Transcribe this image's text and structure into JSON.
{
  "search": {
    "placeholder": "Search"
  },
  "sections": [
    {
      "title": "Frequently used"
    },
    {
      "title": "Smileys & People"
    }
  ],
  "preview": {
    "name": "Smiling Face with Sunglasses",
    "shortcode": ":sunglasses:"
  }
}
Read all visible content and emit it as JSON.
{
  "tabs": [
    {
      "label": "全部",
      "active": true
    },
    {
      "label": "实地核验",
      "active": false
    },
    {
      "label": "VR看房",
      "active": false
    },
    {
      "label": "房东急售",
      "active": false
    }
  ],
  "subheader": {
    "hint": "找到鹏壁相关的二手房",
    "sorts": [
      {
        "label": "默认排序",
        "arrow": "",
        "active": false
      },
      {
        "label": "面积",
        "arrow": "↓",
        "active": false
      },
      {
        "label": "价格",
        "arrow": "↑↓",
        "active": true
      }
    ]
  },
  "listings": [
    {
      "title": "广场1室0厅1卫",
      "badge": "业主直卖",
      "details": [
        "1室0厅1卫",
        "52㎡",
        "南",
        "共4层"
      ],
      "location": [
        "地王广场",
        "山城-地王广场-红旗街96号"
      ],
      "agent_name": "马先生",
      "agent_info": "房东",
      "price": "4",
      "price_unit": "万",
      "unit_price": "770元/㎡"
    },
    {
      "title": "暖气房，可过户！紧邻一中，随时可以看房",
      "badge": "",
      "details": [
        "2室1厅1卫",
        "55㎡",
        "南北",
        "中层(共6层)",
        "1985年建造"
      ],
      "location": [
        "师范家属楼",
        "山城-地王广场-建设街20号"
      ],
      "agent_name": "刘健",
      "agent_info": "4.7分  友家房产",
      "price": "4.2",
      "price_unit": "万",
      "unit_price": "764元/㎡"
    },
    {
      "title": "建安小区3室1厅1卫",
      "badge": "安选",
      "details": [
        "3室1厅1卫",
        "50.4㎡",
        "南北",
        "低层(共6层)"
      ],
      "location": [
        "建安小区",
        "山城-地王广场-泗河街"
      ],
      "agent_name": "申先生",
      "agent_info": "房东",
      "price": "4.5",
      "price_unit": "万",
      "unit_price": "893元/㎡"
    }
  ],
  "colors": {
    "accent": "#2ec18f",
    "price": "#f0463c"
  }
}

GIVEN PROBLEM: Retype the listing above in full, with no alterations.

OUTPUT FOR THIS EXERCISE:
Transcribe this image's text and structure into JSON.
{
  "search": {
    "placeholder": "Search"
  },
  "sections": [
    {
      "title": "Frequently used"
    },
    {
      "title": "Smileys & People"
    }
  ],
  "preview": {
    "name": "Smiling Face with Sunglasses",
    "shortcode": ":sunglasses:"
  }
}
Read all visible content and emit it as JSON.
{
  "tabs": [
    {
      "label": "全部",
      "active": true
    },
    {
      "label": "实地核验",
      "active": false
    },
    {
      "label": "VR看房",
      "active": false
    },
    {
      "label": "房东急售",
      "active": false
    }
  ],
  "subheader": {
    "hint": "找到鹏壁相关的二手房",
    "sorts": [
      {
        "label": "默认排序",
        "arrow": "",
        "active": false
      },
      {
        "label": "面积",
        "arrow": "↓",
        "active": false
      },
      {
        "label": "价格",
        "arrow": "↑↓",
        "active": true
      }
    ]
  },
  "listings": [
    {
      "title": "广场1室0厅1卫",
      "badge": "业主直卖",
      "details": [
        "1室0厅1卫",
        "52㎡",
        "南",
        "共4层"
      ],
      "location": [
        "地王广场",
        "山城-地王广场-红旗街96号"
      ],
      "agent_name": "马先生",
      "agent_info": "房东",
      "price": "4",
      "price_unit": "万",
      "unit_price": "770元/㎡"
    },
    {
      "title": "暖气房，可过户！紧邻一中，随时可以看房",
      "badge": "",
      "details": [
        "2室1厅1卫",
        "55㎡",
        "南北",
        "中层(共6层)",
        "1985年建造"
      ],
      "location": [
        "师范家属楼",
        "山城-地王广场-建设街20号"
      ],
      "agent_name": "刘健",
      "agent_info": "4.7分  友家房产",
      "price": "4.2",
      "price_unit": "万",
      "unit_price": "764元/㎡"
    },
    {
      "title": "建安小区3室1厅1卫",
      "badge": "安选",
      "details": [
        "3室1厅1卫",
        "50.4㎡",
        "南北",
        "低层(共6层)"
      ],
      "location": [
        "建安小区",
        "山城-地王广场-泗河街"
      ],
      "agent_name": "申先生",
      "agent_info": "房东",
      "price": "4.5",
      "price_unit": "万",
      "unit_price": "893元/㎡"
    }
  ],
  "colors": {
    "accent": "#2ec18f",
    "price": "#f0463c"
  }
}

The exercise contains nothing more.